**Aim of the exercise:** Render the following material again verbatim, leaving nothing out.

Saved entries:
※ ※ ※

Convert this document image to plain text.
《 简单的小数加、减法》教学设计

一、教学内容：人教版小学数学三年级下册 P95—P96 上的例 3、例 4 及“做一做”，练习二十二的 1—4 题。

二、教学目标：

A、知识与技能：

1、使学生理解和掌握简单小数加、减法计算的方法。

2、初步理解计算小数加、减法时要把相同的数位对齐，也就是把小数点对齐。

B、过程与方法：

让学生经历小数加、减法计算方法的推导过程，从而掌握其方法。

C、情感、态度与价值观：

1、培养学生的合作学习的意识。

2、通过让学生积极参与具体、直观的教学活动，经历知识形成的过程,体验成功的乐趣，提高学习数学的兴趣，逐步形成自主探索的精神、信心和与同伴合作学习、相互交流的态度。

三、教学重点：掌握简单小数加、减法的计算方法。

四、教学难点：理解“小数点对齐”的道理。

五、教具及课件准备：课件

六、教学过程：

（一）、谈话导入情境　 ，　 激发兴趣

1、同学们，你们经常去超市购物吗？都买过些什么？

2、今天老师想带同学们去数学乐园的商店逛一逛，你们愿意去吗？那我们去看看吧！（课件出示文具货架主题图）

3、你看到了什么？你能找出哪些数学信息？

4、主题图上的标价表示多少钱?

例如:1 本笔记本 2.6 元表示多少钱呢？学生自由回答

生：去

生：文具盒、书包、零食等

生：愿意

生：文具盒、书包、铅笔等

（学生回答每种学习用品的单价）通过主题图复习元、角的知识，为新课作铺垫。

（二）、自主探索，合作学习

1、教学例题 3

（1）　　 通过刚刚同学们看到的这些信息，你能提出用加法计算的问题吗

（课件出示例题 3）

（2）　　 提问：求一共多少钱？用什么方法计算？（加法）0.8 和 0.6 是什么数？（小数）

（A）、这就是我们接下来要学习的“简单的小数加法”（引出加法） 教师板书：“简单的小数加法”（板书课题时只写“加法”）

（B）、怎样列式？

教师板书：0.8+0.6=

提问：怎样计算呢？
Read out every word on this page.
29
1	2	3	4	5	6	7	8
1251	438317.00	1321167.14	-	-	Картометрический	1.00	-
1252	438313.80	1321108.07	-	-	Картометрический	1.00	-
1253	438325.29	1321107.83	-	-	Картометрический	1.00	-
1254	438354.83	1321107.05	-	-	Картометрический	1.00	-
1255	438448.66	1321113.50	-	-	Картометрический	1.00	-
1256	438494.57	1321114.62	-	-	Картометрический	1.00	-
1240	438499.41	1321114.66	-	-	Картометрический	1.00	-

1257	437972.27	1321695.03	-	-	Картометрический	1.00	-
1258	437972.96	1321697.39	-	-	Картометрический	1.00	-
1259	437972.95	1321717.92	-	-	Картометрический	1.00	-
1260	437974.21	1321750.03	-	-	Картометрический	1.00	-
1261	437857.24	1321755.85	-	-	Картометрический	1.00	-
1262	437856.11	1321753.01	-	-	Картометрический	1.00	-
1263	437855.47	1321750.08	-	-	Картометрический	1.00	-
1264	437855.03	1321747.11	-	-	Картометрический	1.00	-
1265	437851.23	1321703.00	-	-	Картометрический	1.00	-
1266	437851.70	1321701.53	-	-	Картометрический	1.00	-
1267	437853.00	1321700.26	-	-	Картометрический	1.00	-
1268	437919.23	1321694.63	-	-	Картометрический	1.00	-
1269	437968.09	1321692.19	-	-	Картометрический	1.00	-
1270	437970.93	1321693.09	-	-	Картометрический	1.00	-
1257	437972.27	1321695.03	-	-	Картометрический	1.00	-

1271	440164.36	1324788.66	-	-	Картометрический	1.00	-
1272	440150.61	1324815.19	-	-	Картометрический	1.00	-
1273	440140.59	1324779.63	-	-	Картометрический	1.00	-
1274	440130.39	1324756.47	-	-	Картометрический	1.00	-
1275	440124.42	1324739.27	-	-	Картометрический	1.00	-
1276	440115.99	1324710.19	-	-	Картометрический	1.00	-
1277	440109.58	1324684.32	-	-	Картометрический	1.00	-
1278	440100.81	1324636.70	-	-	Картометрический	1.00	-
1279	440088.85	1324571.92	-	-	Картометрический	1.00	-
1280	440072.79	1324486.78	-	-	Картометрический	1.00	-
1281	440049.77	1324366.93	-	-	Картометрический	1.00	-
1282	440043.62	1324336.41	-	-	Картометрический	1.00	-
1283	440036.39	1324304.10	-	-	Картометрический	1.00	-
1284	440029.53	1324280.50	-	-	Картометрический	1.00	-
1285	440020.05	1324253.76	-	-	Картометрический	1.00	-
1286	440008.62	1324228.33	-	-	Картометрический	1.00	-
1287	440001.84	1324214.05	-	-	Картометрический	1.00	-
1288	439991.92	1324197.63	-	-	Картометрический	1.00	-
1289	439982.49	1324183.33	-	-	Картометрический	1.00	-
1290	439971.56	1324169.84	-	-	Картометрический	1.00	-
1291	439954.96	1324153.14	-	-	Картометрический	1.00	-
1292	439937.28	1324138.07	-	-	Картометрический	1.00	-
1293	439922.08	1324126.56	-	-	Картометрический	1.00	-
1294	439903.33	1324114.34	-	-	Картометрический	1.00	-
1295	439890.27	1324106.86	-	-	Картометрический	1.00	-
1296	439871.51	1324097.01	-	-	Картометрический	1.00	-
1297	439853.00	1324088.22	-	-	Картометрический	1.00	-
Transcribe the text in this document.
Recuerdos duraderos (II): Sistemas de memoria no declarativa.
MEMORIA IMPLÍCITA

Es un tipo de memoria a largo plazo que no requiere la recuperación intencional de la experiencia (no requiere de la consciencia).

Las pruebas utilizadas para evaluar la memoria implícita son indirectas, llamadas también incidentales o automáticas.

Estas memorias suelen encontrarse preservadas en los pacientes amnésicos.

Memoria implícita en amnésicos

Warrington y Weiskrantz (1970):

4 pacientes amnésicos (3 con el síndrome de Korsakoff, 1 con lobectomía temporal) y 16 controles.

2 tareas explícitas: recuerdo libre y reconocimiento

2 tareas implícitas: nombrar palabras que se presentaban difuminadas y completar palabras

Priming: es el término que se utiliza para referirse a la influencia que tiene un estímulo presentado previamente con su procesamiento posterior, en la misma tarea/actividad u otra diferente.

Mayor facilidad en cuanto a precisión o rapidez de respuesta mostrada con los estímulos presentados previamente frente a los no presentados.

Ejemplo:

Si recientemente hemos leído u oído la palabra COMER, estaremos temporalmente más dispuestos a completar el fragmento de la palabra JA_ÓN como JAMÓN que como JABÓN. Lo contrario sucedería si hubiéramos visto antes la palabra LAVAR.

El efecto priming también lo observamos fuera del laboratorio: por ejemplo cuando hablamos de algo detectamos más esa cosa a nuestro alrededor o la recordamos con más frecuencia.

※ ※ ※

**Exercise solution:**
Convert this document image to plain text.
《 简单的小数加、减法》教学设计

一、教学内容：人教版小学数学三年级下册 P95—P96 上的例 3、例 4 及“做一做”，练习二十二的 1—4 题。

二、教学目标：

A、知识与技能：

1、使学生理解和掌握简单小数加、减法计算的方法。

2、初步理解计算小数加、减法时要把相同的数位对齐，也就是把小数点对齐。

B、过程与方法：

让学生经历小数加、减法计算方法的推导过程，从而掌握其方法。

C、情感、态度与价值观：

1、培养学生的合作学习的意识。

2、通过让学生积极参与具体、直观的教学活动，经历知识形成的过程,体验成功的乐趣，提高学习数学的兴趣，逐步形成自主探索的精神、信心和与同伴合作学习、相互交流的态度。

三、教学重点：掌握简单小数加、减法的计算方法。

四、教学难点：理解“小数点对齐”的道理。

五、教具及课件准备：课件

六、教学过程：

（一）、谈话导入情境　 ，　 激发兴趣

1、同学们，你们经常去超市购物吗？都买过些什么？

2、今天老师想带同学们去数学乐园的商店逛一逛，你们愿意去吗？那我们去看看吧！（课件出示文具货架主题图）

3、你看到了什么？你能找出哪些数学信息？

4、主题图上的标价表示多少钱?

例如:1 本笔记本 2.6 元表示多少钱呢？学生自由回答

生：去

生：文具盒、书包、零食等

生：愿意

生：文具盒、书包、铅笔等

（学生回答每种学习用品的单价）通过主题图复习元、角的知识，为新课作铺垫。

（二）、自主探索，合作学习

1、教学例题 3

（1）　　 通过刚刚同学们看到的这些信息，你能提出用加法计算的问题吗

（课件出示例题 3）

（2）　　 提问：求一共多少钱？用什么方法计算？（加法）0.8 和 0.6 是什么数？（小数）

（A）、这就是我们接下来要学习的“简单的小数加法”（引出加法） 教师板书：“简单的小数加法”（板书课题时只写“加法”）

（B）、怎样列式？

教师板书：0.8+0.6=

提问：怎样计算呢？
Read out every word on this page.
29
1	2	3	4	5	6	7	8
1251	438317.00	1321167.14	-	-	Картометрический	1.00	-
1252	438313.80	1321108.07	-	-	Картометрический	1.00	-
1253	438325.29	1321107.83	-	-	Картометрический	1.00	-
1254	438354.83	1321107.05	-	-	Картометрический	1.00	-
1255	438448.66	1321113.50	-	-	Картометрический	1.00	-
1256	438494.57	1321114.62	-	-	Картометрический	1.00	-
1240	438499.41	1321114.66	-	-	Картометрический	1.00	-

1257	437972.27	1321695.03	-	-	Картометрический	1.00	-
1258	437972.96	1321697.39	-	-	Картометрический	1.00	-
1259	437972.95	1321717.92	-	-	Картометрический	1.00	-
1260	437974.21	1321750.03	-	-	Картометрический	1.00	-
1261	437857.24	1321755.85	-	-	Картометрический	1.00	-
1262	437856.11	1321753.01	-	-	Картометрический	1.00	-
1263	437855.47	1321750.08	-	-	Картометрический	1.00	-
1264	437855.03	1321747.11	-	-	Картометрический	1.00	-
1265	437851.23	1321703.00	-	-	Картометрический	1.00	-
1266	437851.70	1321701.53	-	-	Картометрический	1.00	-
1267	437853.00	1321700.26	-	-	Картометрический	1.00	-
1268	437919.23	1321694.63	-	-	Картометрический	1.00	-
1269	437968.09	1321692.19	-	-	Картометрический	1.00	-
1270	437970.93	1321693.09	-	-	Картометрический	1.00	-
1257	437972.27	1321695.03	-	-	Картометрический	1.00	-

1271	440164.36	1324788.66	-	-	Картометрический	1.00	-
1272	440150.61	1324815.19	-	-	Картометрический	1.00	-
1273	440140.59	1324779.63	-	-	Картометрический	1.00	-
1274	440130.39	1324756.47	-	-	Картометрический	1.00	-
1275	440124.42	1324739.27	-	-	Картометрический	1.00	-
1276	440115.99	1324710.19	-	-	Картометрический	1.00	-
1277	440109.58	1324684.32	-	-	Картометрический	1.00	-
1278	440100.81	1324636.70	-	-	Картометрический	1.00	-
1279	440088.85	1324571.92	-	-	Картометрический	1.00	-
1280	440072.79	1324486.78	-	-	Картометрический	1.00	-
1281	440049.77	1324366.93	-	-	Картометрический	1.00	-
1282	440043.62	1324336.41	-	-	Картометрический	1.00	-
1283	440036.39	1324304.10	-	-	Картометрический	1.00	-
1284	440029.53	1324280.50	-	-	Картометрический	1.00	-
1285	440020.05	1324253.76	-	-	Картометрический	1.00	-
1286	440008.62	1324228.33	-	-	Картометрический	1.00	-
1287	440001.84	1324214.05	-	-	Картометрический	1.00	-
1288	439991.92	1324197.63	-	-	Картометрический	1.00	-
1289	439982.49	1324183.33	-	-	Картометрический	1.00	-
1290	439971.56	1324169.84	-	-	Картометрический	1.00	-
1291	439954.96	1324153.14	-	-	Картометрический	1.00	-
1292	439937.28	1324138.07	-	-	Картометрический	1.00	-
1293	439922.08	1324126.56	-	-	Картометрический	1.00	-
1294	439903.33	1324114.34	-	-	Картометрический	1.00	-
1295	439890.27	1324106.86	-	-	Картометрический	1.00	-
1296	439871.51	1324097.01	-	-	Картометрический	1.00	-
1297	439853.00	1324088.22	-	-	Картометрический	1.00	-
Transcribe the text in this document.
Recuerdos duraderos (II): Sistemas de memoria no declarativa.
MEMORIA IMPLÍCITA

Es un tipo de memoria a largo plazo que no requiere la recuperación intencional de la experiencia (no requiere de la consciencia).

Las pruebas utilizadas para evaluar la memoria implícita son indirectas, llamadas también incidentales o automáticas.

Estas memorias suelen encontrarse preservadas en los pacientes amnésicos.

Memoria implícita en amnésicos

Warrington y Weiskrantz (1970):

4 pacientes amnésicos (3 con el síndrome de Korsakoff, 1 con lobectomía temporal) y 16 controles.

2 tareas explícitas: recuerdo libre y reconocimiento

2 tareas implícitas: nombrar palabras que se presentaban difuminadas y completar palabras

Priming: es el término que se utiliza para referirse a la influencia que tiene un estímulo presentado previamente con su procesamiento posterior, en la misma tarea/actividad u otra diferente.

Mayor facilidad en cuanto a precisión o rapidez de respuesta mostrada con los estímulos presentados previamente frente a los no presentados.

Ejemplo:

Si recientemente hemos leído u oído la palabra COMER, estaremos temporalmente más dispuestos a completar el fragmento de la palabra JA_ÓN como JAMÓN que como JABÓN. Lo contrario sucedería si hubiéramos visto antes la palabra LAVAR.

El efecto priming también lo observamos fuera del laboratorio: por ejemplo cuando hablamos de algo detectamos más esa cosa a nuestro alrededor o la recordamos con más frecuencia.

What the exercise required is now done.